#### Task prompt
Where does the string "وسلم" appear? Copy every line of the entries below that holds it.

#### Input
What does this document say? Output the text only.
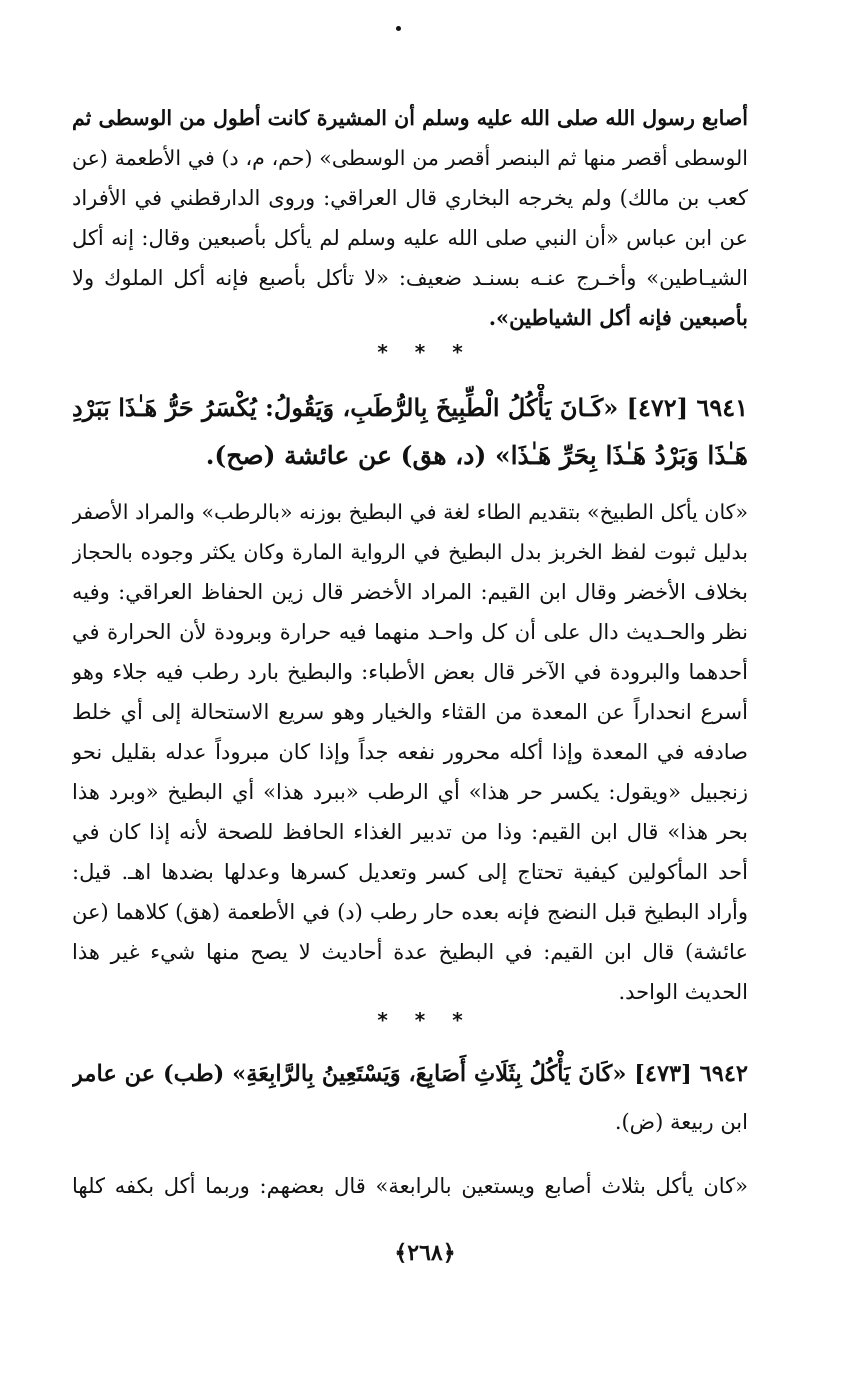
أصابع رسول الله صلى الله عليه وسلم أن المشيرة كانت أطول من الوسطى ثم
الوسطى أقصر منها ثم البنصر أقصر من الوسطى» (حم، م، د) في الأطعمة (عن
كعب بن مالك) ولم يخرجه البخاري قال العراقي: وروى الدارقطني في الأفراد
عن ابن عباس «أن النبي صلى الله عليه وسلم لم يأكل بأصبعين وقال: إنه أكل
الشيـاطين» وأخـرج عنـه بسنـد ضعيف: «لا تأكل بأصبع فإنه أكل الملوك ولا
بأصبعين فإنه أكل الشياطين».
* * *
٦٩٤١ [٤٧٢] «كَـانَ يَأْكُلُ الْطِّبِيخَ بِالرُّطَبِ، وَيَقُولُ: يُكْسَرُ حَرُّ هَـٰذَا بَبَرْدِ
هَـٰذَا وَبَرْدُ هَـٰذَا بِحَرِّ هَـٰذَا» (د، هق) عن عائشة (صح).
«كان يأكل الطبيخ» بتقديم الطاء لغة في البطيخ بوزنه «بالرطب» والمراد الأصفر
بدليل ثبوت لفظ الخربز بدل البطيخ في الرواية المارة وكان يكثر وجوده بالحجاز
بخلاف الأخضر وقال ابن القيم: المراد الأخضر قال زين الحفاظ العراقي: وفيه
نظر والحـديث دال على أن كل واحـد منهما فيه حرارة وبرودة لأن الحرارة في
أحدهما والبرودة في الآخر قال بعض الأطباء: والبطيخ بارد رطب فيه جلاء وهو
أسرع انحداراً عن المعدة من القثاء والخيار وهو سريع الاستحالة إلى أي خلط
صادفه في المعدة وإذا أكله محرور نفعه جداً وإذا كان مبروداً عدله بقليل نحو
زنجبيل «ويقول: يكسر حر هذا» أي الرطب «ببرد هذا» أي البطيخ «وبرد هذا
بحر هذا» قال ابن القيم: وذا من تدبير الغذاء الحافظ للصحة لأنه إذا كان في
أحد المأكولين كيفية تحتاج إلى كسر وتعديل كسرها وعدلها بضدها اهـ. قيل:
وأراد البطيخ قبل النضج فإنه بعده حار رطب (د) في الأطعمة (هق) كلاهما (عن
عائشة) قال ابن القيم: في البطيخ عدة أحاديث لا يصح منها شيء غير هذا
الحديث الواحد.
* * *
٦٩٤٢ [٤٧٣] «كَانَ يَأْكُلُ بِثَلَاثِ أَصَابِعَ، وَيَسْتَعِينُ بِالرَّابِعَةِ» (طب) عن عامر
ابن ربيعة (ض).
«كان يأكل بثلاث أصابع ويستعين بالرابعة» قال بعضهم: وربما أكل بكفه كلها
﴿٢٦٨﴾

#### Answer to the task
أصابع رسول الله صلى الله عليه وسلم أن المشيرة كانت أطول من الوسطى ثم
عن ابن عباس «أن النبي صلى الله عليه وسلم لم يأكل بأصبعين وقال: إنه أكل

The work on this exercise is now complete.